== REQUEST ==
Copy out each line of the data that holds the word "color".

[Items from a figure collection]
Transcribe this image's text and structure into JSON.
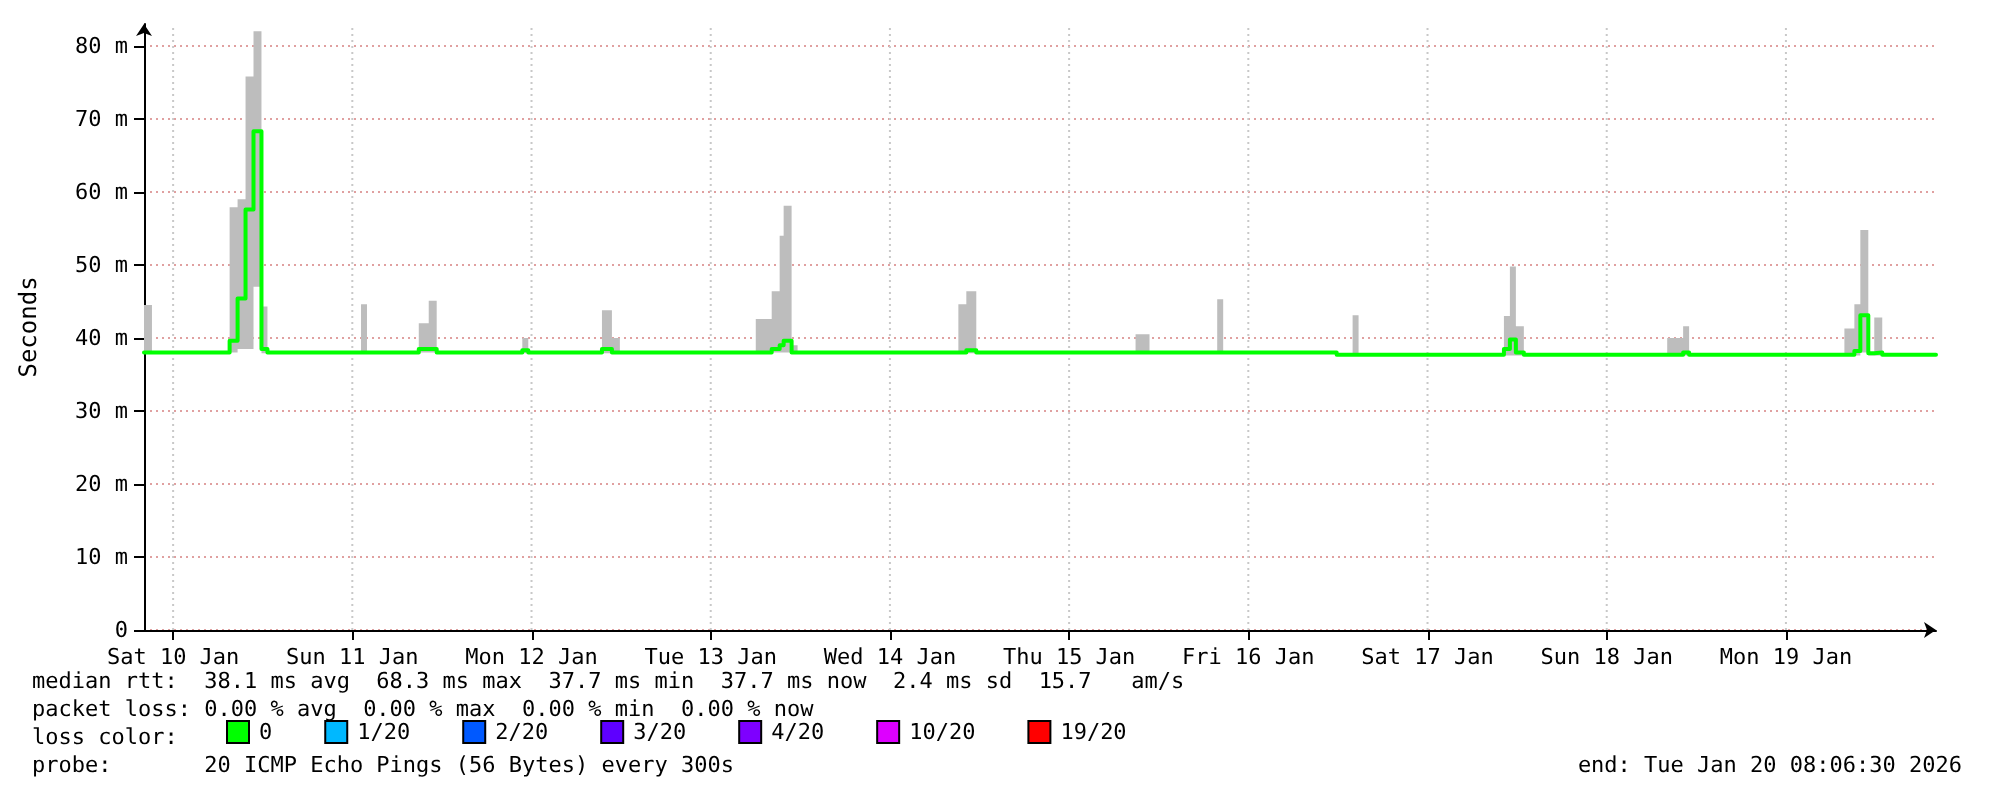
{
  "chart_data": {
    "type": "step",
    "ylabel": "Seconds",
    "x": [
      "2026-01-10T08:06",
      "2026-01-10T09:10",
      "2026-01-10T19:34",
      "2026-01-10T20:38",
      "2026-01-10T21:42",
      "2026-01-10T22:46",
      "2026-01-10T23:50",
      "2026-01-11T00:38",
      "2026-01-11T13:10",
      "2026-01-11T13:58",
      "2026-01-11T20:54",
      "2026-01-11T22:14",
      "2026-01-11T23:18",
      "2026-01-12T10:46",
      "2026-01-12T11:34",
      "2026-01-12T21:26",
      "2026-01-12T22:46",
      "2026-01-12T23:50",
      "2026-01-13T18:02",
      "2026-01-13T20:10",
      "2026-01-13T21:14",
      "2026-01-13T21:46",
      "2026-01-13T22:50",
      "2026-01-13T23:38",
      "2026-01-14T21:10",
      "2026-01-14T22:14",
      "2026-01-14T23:34",
      "2026-01-15T20:54",
      "2026-01-15T22:46",
      "2026-01-16T07:50",
      "2026-01-16T08:38",
      "2026-01-16T23:50",
      "2026-01-17T01:58",
      "2026-01-17T02:46",
      "2026-01-17T22:14",
      "2026-01-17T23:02",
      "2026-01-17T23:50",
      "2026-01-18T00:54",
      "2026-01-18T20:06",
      "2026-01-18T22:14",
      "2026-01-18T23:02",
      "2026-01-19T19:50",
      "2026-01-19T21:10",
      "2026-01-19T21:58",
      "2026-01-19T23:02",
      "2026-01-19T23:50",
      "2026-01-20T00:54",
      "2026-01-20T08:06"
    ],
    "series": [
      {
        "name": "0",
        "color": "#00ff00",
        "values": [
          38.0,
          38.0,
          39.6,
          45.4,
          57.6,
          68.3,
          38.5,
          38.0,
          38.0,
          38.0,
          38.5,
          38.5,
          38.0,
          38.3,
          38.0,
          38.5,
          38.0,
          38.0,
          38.0,
          38.5,
          39.0,
          39.6,
          38.0,
          38.0,
          38.0,
          38.3,
          38.0,
          38.0,
          38.0,
          38.0,
          38.0,
          37.7,
          37.7,
          37.7,
          38.5,
          39.8,
          38.0,
          37.7,
          37.7,
          38.0,
          37.7,
          37.7,
          38.2,
          43.1,
          37.9,
          38.0,
          37.7,
          37.7
        ],
        "lower": [
          37.9,
          37.9,
          38.0,
          38.5,
          38.5,
          47.0,
          37.9,
          37.9,
          37.9,
          37.9,
          38.0,
          38.0,
          37.9,
          37.9,
          37.9,
          37.9,
          37.9,
          37.9,
          37.9,
          38.0,
          38.0,
          38.0,
          37.9,
          37.9,
          37.9,
          37.9,
          37.9,
          37.9,
          37.9,
          37.9,
          37.9,
          37.6,
          37.6,
          37.6,
          37.6,
          37.6,
          37.6,
          37.6,
          37.6,
          37.6,
          37.6,
          37.6,
          37.6,
          38.0,
          37.6,
          37.6,
          37.6,
          37.6
        ],
        "upper": [
          44.5,
          38.0,
          57.9,
          59.0,
          75.8,
          82.0,
          44.3,
          38.0,
          44.6,
          38.0,
          42.0,
          45.1,
          38.0,
          40.0,
          38.0,
          43.8,
          40.0,
          38.0,
          42.6,
          46.4,
          54.0,
          58.1,
          39.0,
          38.0,
          44.6,
          46.4,
          38.0,
          40.5,
          38.0,
          45.3,
          38.0,
          37.7,
          43.1,
          37.7,
          43.0,
          49.8,
          41.6,
          37.7,
          40.0,
          41.6,
          37.7,
          41.3,
          44.6,
          54.8,
          38.0,
          42.8,
          37.7,
          37.7
        ]
      },
      {
        "name": "1/20",
        "color": "#00b8ff",
        "values": [
          null,
          null,
          null,
          null,
          null,
          null,
          null,
          null,
          null,
          null,
          null,
          null,
          null,
          null,
          null,
          null,
          null,
          null,
          null,
          null,
          null,
          null,
          null,
          null,
          null,
          null,
          null,
          null,
          null,
          null,
          null,
          null,
          null,
          null,
          null,
          null,
          null,
          null,
          null,
          null,
          null,
          null,
          null,
          null,
          null,
          null,
          null,
          null
        ]
      },
      {
        "name": "2/20",
        "color": "#0059ff",
        "values": [
          null,
          null,
          null,
          null,
          null,
          null,
          null,
          null,
          null,
          null,
          null,
          null,
          null,
          null,
          null,
          null,
          null,
          null,
          null,
          null,
          null,
          null,
          null,
          null,
          null,
          null,
          null,
          null,
          null,
          null,
          null,
          null,
          null,
          null,
          null,
          null,
          null,
          null,
          null,
          null,
          null,
          null,
          null,
          null,
          null,
          null,
          null,
          null
        ]
      },
      {
        "name": "3/20",
        "color": "#5e00ff",
        "values": [
          null,
          null,
          null,
          null,
          null,
          null,
          null,
          null,
          null,
          null,
          null,
          null,
          null,
          null,
          null,
          null,
          null,
          null,
          null,
          null,
          null,
          null,
          null,
          null,
          null,
          null,
          null,
          null,
          null,
          null,
          null,
          null,
          null,
          null,
          null,
          null,
          null,
          null,
          null,
          null,
          null,
          null,
          null,
          null,
          null,
          null,
          null,
          null
        ]
      },
      {
        "name": "4/20",
        "color": "#7e00ff",
        "values": [
          null,
          null,
          null,
          null,
          null,
          null,
          null,
          null,
          null,
          null,
          null,
          null,
          null,
          null,
          null,
          null,
          null,
          null,
          null,
          null,
          null,
          null,
          null,
          null,
          null,
          null,
          null,
          null,
          null,
          null,
          null,
          null,
          null,
          null,
          null,
          null,
          null,
          null,
          null,
          null,
          null,
          null,
          null,
          null,
          null,
          null,
          null,
          null
        ]
      },
      {
        "name": "10/20",
        "color": "#dd00ff",
        "values": [
          null,
          null,
          null,
          null,
          null,
          null,
          null,
          null,
          null,
          null,
          null,
          null,
          null,
          null,
          null,
          null,
          null,
          null,
          null,
          null,
          null,
          null,
          null,
          null,
          null,
          null,
          null,
          null,
          null,
          null,
          null,
          null,
          null,
          null,
          null,
          null,
          null,
          null,
          null,
          null,
          null,
          null,
          null,
          null,
          null,
          null,
          null,
          null
        ]
      },
      {
        "name": "19/20",
        "color": "#ff0000",
        "values": [
          null,
          null,
          null,
          null,
          null,
          null,
          null,
          null,
          null,
          null,
          null,
          null,
          null,
          null,
          null,
          null,
          null,
          null,
          null,
          null,
          null,
          null,
          null,
          null,
          null,
          null,
          null,
          null,
          null,
          null,
          null,
          null,
          null,
          null,
          null,
          null,
          null,
          null,
          null,
          null,
          null,
          null,
          null,
          null,
          null,
          null,
          null,
          null
        ]
      }
    ],
    "xlim": [
      "2026-01-10T08:06",
      "2026-01-20T08:06"
    ],
    "xticks": [
      {
        "value": "2026-01-10T12:00",
        "label": "Sat 10 Jan"
      },
      {
        "value": "2026-01-11T12:00",
        "label": "Sun 11 Jan"
      },
      {
        "value": "2026-01-12T12:00",
        "label": "Mon 12 Jan"
      },
      {
        "value": "2026-01-13T12:00",
        "label": "Tue 13 Jan"
      },
      {
        "value": "2026-01-14T12:00",
        "label": "Wed 14 Jan"
      },
      {
        "value": "2026-01-15T12:00",
        "label": "Thu 15 Jan"
      },
      {
        "value": "2026-01-16T12:00",
        "label": "Fri 16 Jan"
      },
      {
        "value": "2026-01-17T12:00",
        "label": "Sat 17 Jan"
      },
      {
        "value": "2026-01-18T12:00",
        "label": "Sun 18 Jan"
      },
      {
        "value": "2026-01-19T12:00",
        "label": "Mon 19 Jan"
      }
    ],
    "ylim": [
      0,
      83
    ],
    "yticks": [
      0,
      {
        "value": 10,
        "label": "10 m"
      },
      {
        "value": 20,
        "label": "20 m"
      },
      {
        "value": 30,
        "label": "30 m"
      },
      {
        "value": 40,
        "label": "40 m"
      },
      {
        "value": 50,
        "label": "50 m"
      },
      {
        "value": 60,
        "label": "60 m"
      },
      {
        "value": 70,
        "label": "70 m"
      },
      {
        "value": 80,
        "label": "80 m"
      }
    ],
    "grid": true,
    "legend": "bottom left",
    "marker": "none",
    "line_style": "solid",
    "annotations": [
      "median rtt:  38.1 ms avg  68.3 ms max  37.7 ms min  37.7 ms now  2.4 ms sd  15.7   am/s",
      "packet loss: 0.00 % avg  0.00 % max  0.00 % min  0.00 % now",
      "loss color:",
      "probe:       20 ICMP Echo Pings (56 Bytes) every 300s",
      "end: Tue Jan 20 08:06:30 2026"
    ]
  }
}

== RIGHT ANSWER ==
        "color": "#00ff00",
        "color": "#00b8ff",
        "color": "#0059ff",
        "color": "#5e00ff",
        "color": "#7e00ff",
        "color": "#dd00ff",
        "color": "#ff0000",
      "loss color:",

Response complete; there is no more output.